Exercise goal:
Copy out all the lines in the records that include the word "Marry".

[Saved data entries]
══════
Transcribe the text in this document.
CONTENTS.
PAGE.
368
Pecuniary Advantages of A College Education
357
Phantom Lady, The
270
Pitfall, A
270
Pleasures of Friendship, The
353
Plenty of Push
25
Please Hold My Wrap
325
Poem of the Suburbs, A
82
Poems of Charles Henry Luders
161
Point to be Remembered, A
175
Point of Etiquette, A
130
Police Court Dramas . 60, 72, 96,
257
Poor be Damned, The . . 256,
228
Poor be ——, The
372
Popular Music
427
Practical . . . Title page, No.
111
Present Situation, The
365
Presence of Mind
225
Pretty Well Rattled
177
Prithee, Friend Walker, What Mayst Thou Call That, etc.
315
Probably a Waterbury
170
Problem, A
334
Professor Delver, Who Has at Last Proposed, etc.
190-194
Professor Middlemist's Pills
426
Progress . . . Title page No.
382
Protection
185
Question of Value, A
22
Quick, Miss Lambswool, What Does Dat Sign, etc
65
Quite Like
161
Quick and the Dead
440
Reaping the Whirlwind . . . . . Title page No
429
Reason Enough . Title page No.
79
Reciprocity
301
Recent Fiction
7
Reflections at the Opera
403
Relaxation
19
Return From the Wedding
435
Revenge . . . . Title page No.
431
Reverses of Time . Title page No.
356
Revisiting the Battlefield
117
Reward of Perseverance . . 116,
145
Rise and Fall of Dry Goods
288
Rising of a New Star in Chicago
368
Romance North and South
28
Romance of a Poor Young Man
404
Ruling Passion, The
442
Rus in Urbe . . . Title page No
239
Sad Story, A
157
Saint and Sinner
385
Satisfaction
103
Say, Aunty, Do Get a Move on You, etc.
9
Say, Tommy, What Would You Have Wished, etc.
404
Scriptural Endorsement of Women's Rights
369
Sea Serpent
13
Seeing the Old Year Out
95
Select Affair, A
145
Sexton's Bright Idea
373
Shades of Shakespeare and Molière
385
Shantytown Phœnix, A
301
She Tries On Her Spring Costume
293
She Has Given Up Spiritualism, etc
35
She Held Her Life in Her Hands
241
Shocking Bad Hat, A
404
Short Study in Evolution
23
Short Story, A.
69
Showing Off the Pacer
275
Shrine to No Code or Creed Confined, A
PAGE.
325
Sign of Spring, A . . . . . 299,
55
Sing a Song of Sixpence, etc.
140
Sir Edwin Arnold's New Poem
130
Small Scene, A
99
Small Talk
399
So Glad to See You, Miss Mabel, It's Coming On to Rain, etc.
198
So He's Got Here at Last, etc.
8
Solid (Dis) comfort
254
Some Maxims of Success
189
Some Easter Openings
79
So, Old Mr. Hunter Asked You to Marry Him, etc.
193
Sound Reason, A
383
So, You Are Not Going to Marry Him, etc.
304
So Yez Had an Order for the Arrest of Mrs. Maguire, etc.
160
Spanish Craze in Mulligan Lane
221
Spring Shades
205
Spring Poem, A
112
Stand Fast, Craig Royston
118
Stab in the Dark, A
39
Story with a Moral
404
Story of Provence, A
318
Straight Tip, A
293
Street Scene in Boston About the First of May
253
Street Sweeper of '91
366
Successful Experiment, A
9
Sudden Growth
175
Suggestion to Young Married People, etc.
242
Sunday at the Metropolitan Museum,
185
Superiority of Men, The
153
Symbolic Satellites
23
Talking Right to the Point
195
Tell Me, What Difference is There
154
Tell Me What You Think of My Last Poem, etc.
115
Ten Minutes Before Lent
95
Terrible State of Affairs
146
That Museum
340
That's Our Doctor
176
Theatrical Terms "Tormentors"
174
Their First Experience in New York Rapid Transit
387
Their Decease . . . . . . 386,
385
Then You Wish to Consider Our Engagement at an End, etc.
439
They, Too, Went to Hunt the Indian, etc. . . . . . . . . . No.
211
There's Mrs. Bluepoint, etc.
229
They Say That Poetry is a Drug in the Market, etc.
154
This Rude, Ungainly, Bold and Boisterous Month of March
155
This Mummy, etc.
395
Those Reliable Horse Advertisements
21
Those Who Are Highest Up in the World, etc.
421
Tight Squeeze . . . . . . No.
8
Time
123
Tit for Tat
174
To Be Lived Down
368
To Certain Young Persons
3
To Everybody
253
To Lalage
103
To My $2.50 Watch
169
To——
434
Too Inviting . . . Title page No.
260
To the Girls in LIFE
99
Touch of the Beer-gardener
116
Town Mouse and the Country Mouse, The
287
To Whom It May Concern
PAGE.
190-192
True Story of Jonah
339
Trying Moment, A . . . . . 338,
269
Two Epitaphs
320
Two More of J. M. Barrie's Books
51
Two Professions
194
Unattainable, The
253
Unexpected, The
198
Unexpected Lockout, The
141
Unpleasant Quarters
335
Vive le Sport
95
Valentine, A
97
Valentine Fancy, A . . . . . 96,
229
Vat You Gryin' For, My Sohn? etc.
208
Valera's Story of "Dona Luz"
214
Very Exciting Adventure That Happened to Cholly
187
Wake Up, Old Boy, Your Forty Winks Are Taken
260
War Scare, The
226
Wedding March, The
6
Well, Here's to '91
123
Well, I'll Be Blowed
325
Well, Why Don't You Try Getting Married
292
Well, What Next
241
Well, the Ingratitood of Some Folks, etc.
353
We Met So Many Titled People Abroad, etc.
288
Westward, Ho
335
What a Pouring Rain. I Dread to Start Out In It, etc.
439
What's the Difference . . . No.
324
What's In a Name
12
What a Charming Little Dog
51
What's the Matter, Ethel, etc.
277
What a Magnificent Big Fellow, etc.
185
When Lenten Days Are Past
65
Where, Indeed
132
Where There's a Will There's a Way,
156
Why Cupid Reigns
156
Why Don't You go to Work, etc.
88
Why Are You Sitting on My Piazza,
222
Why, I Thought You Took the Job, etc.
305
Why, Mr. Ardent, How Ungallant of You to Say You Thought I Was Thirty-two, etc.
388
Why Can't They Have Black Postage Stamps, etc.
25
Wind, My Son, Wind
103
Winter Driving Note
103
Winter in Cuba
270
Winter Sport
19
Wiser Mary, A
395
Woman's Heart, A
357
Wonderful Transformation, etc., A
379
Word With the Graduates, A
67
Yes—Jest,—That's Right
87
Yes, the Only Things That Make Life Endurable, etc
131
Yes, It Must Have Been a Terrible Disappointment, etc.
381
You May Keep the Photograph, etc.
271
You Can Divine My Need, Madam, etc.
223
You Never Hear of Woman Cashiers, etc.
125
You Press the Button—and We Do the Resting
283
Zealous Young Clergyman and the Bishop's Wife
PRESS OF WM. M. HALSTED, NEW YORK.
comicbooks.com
══════
Task solution:
So, Old Mr. Hunter Asked You to Marry Him, etc.
So, You Are Not Going to Marry Him, etc.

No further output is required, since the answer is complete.